» Short exercise: Lift every line from the entries that includes the word "stock".

Start

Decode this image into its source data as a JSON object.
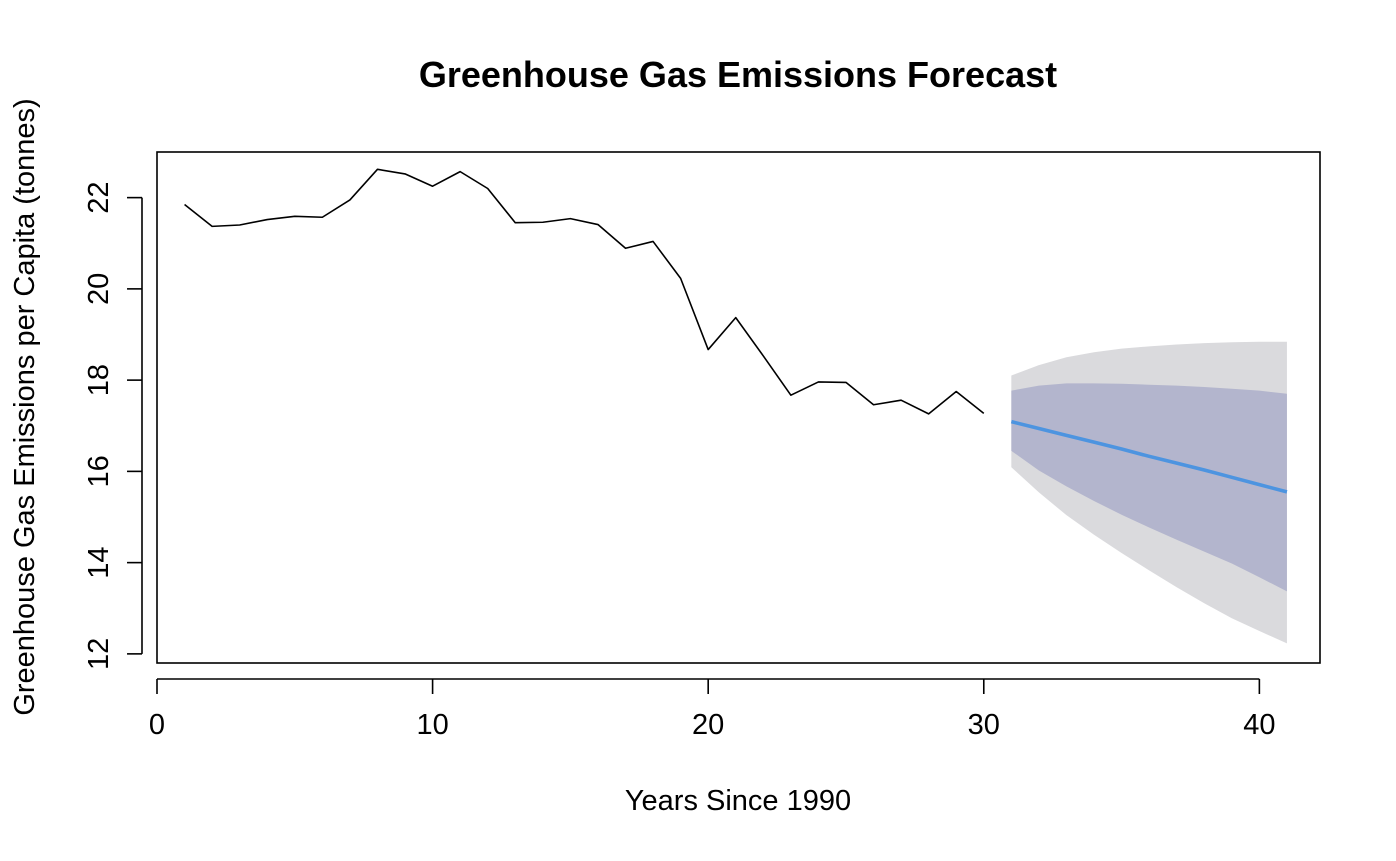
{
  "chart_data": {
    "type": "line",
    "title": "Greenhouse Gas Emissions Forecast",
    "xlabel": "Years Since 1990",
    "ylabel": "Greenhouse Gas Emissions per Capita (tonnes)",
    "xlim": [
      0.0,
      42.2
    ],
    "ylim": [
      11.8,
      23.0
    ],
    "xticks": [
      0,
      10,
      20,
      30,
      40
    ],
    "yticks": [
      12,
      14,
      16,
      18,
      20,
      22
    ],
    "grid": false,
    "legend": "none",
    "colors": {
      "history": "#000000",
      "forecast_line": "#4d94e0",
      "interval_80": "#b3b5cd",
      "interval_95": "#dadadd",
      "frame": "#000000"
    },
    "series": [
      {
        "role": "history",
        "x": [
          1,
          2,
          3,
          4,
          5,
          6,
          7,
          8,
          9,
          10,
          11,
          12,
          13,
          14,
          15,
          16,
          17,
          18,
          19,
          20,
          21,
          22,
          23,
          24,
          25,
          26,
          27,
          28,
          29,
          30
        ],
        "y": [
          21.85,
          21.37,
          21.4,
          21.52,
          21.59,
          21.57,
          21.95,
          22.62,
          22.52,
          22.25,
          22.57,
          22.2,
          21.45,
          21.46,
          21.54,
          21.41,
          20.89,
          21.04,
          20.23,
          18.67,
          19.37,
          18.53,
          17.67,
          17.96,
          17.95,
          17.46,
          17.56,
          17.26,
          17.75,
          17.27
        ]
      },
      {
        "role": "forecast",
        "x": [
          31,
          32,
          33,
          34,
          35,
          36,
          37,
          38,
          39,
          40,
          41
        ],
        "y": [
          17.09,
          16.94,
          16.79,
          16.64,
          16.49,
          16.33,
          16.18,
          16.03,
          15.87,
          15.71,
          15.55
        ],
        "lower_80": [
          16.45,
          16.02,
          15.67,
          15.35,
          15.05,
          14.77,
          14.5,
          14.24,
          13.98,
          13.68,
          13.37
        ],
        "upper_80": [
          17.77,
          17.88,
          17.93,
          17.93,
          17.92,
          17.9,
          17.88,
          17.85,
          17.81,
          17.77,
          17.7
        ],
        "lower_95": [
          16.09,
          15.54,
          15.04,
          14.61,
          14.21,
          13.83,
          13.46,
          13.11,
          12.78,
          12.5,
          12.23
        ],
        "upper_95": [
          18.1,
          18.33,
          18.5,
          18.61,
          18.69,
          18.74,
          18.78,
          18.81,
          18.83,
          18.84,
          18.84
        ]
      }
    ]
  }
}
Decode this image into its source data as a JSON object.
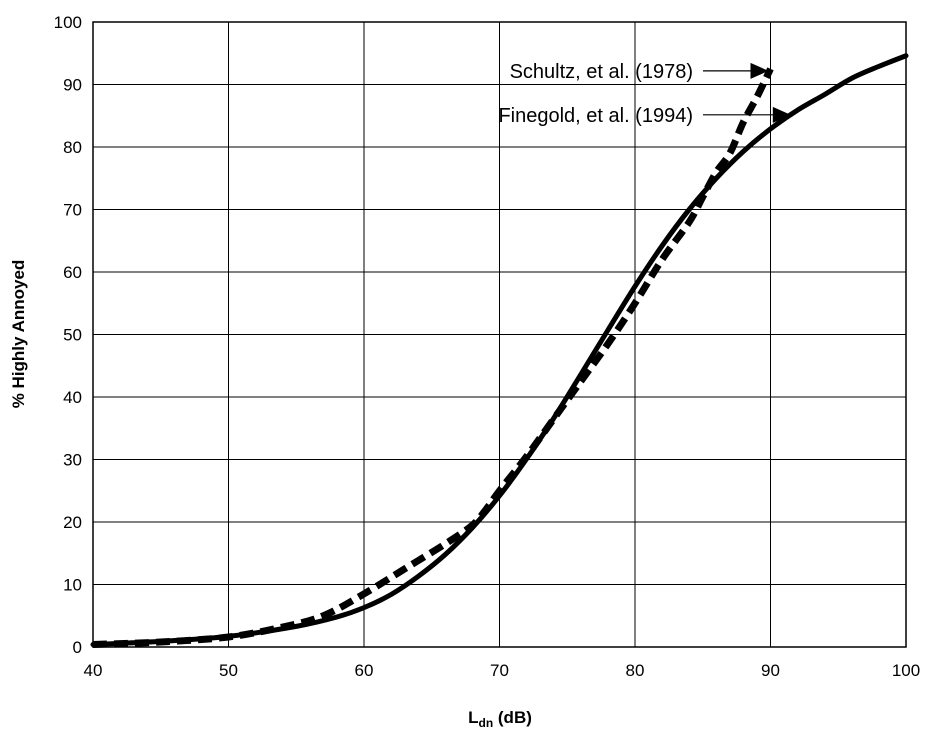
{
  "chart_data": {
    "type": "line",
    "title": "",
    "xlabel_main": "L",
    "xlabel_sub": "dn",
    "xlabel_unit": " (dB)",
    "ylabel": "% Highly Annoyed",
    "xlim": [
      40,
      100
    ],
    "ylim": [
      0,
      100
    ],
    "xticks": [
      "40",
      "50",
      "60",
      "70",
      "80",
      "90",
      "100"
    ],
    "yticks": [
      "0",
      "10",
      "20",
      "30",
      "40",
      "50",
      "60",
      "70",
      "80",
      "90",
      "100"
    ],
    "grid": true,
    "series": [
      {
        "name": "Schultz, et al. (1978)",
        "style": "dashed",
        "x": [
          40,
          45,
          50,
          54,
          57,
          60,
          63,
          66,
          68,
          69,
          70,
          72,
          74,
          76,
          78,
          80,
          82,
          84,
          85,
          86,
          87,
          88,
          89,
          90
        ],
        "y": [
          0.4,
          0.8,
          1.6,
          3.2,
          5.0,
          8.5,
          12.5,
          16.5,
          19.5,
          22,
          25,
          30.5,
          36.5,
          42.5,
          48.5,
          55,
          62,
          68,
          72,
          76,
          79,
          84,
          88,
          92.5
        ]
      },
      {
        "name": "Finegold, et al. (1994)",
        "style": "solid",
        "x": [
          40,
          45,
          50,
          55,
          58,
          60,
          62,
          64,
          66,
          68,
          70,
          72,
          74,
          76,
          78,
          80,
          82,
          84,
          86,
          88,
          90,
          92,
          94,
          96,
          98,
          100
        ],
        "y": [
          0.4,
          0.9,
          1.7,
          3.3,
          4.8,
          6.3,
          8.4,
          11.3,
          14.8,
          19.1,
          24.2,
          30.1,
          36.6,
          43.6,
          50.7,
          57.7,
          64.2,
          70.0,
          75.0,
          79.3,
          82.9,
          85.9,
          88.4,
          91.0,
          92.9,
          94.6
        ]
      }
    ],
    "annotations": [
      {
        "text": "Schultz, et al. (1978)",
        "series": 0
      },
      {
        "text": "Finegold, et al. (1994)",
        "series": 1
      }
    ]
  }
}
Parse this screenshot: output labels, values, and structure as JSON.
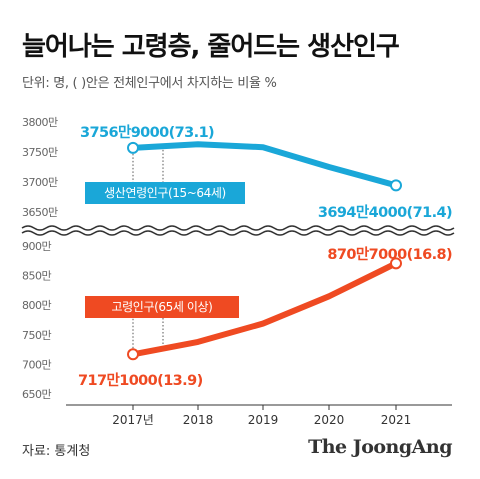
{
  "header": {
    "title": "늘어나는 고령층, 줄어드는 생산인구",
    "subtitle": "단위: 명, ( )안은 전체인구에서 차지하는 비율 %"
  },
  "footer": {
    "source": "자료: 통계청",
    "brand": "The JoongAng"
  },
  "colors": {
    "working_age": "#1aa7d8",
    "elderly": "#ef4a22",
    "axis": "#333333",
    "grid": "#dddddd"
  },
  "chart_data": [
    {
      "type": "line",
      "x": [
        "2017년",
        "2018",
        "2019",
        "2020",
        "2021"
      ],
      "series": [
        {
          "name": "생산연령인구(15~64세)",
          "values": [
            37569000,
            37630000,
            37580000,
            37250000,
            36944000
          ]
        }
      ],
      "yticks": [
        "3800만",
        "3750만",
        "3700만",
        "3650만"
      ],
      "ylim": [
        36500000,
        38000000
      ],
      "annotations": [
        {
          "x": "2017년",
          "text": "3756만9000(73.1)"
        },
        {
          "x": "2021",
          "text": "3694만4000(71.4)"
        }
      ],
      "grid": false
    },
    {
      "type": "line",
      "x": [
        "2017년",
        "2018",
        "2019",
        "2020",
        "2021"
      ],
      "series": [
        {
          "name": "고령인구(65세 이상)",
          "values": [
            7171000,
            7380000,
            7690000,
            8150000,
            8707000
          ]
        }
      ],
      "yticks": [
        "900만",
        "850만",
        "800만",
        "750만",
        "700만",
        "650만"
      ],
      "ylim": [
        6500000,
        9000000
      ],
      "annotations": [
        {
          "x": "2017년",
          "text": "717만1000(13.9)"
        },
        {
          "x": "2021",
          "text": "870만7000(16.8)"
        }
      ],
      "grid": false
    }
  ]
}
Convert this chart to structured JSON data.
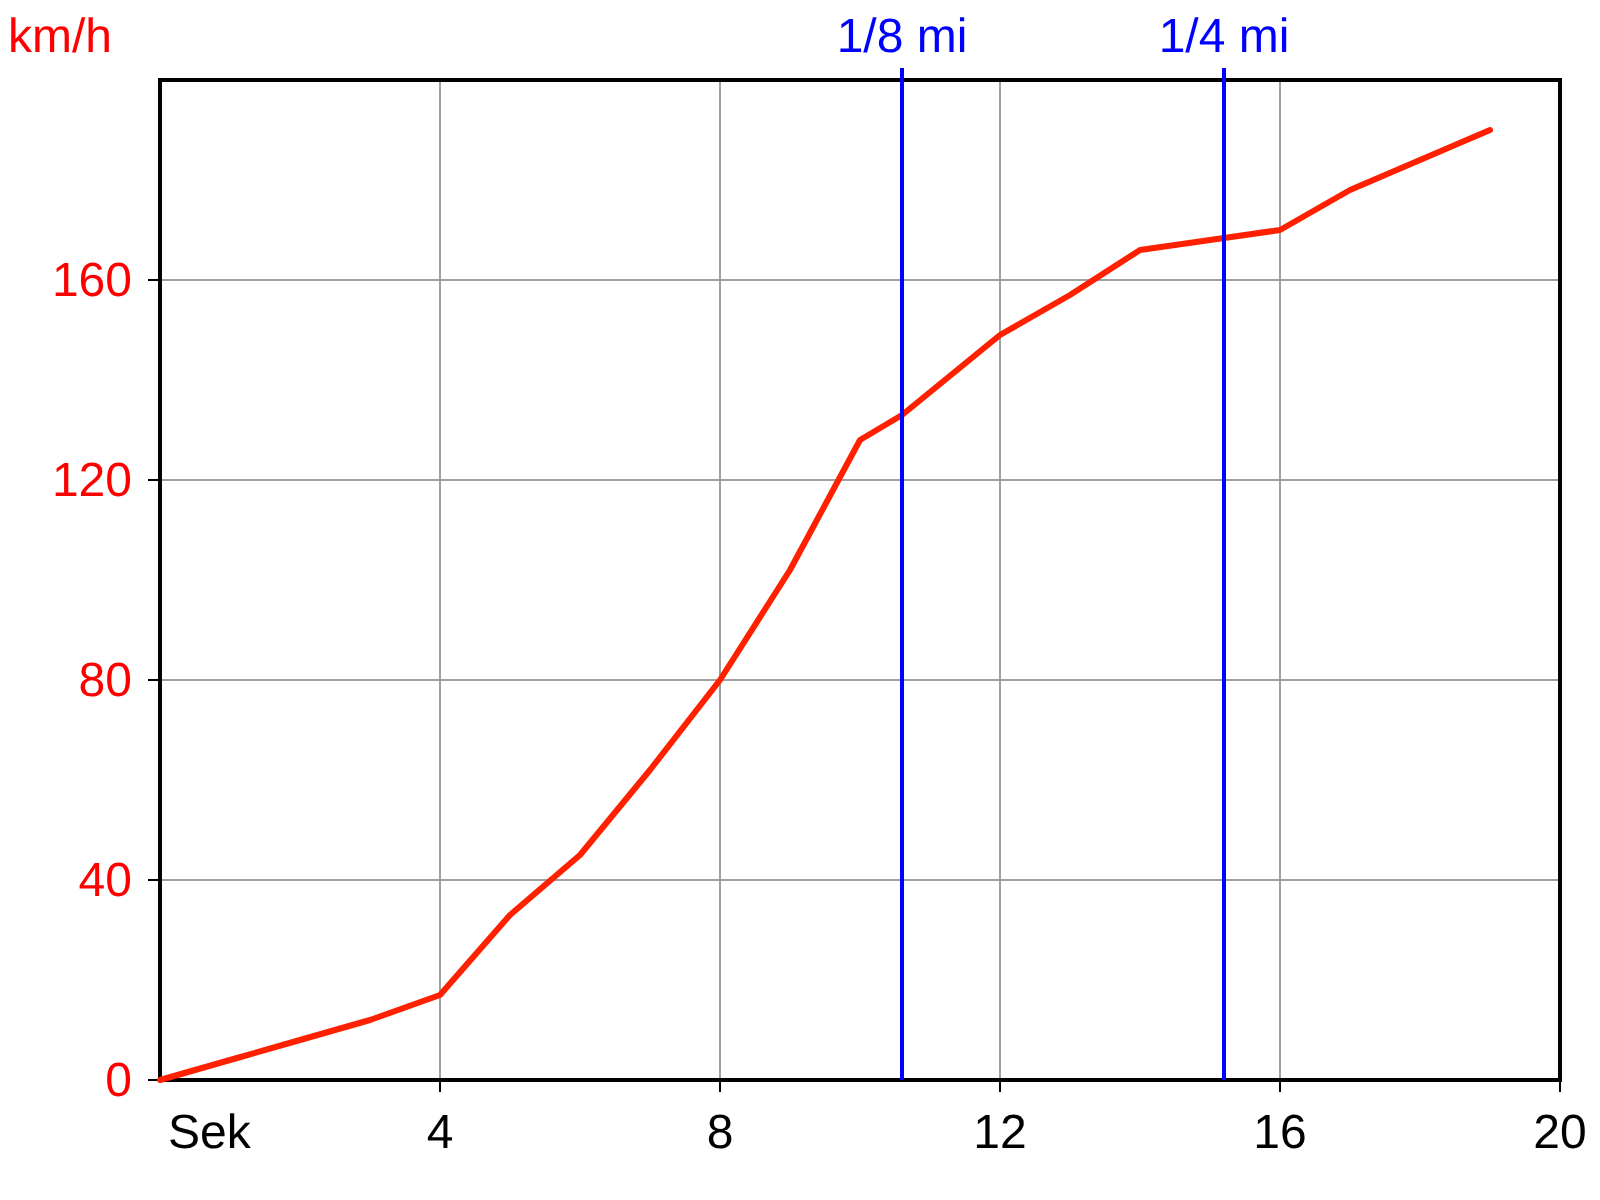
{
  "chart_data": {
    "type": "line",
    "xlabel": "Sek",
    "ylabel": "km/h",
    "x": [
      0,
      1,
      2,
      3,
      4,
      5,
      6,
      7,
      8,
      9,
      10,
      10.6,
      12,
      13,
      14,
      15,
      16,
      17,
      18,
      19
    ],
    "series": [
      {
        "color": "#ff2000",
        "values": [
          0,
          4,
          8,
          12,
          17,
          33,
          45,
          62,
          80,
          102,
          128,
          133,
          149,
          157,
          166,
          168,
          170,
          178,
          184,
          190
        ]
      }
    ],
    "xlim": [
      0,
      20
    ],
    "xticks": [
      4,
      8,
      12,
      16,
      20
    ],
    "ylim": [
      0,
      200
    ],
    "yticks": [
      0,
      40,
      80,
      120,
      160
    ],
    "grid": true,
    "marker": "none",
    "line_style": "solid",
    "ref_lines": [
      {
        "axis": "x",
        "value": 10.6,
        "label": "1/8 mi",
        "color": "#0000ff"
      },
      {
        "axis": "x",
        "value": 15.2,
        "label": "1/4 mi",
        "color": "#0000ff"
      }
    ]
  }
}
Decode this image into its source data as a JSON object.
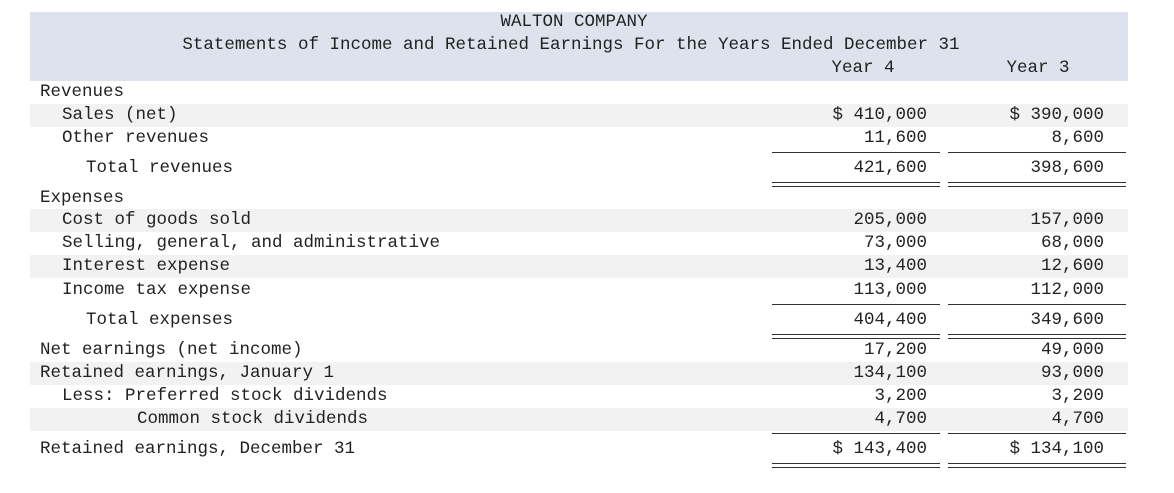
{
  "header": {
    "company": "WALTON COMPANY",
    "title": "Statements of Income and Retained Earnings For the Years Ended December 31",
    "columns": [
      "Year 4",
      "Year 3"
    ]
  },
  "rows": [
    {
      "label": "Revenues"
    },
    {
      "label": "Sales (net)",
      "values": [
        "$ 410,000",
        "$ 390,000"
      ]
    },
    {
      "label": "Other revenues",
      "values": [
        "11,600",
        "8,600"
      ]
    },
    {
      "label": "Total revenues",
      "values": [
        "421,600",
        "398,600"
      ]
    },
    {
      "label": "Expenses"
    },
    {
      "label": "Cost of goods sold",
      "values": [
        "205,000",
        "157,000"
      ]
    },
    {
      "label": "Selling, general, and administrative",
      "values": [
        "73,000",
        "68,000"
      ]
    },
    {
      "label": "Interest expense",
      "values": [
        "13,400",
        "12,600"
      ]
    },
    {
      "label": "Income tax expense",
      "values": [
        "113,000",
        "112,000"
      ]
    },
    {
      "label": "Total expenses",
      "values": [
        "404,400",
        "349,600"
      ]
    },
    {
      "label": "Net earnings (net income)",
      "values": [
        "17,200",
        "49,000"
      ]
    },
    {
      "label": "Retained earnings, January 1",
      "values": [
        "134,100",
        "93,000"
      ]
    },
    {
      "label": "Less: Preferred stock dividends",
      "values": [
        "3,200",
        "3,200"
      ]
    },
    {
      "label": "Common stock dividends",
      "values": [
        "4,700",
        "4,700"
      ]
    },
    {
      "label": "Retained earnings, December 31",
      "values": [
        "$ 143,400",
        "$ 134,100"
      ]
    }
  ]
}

End

» Output of the task:
      "label": "Less: Preferred stock dividends",
      "label": "Common stock dividends",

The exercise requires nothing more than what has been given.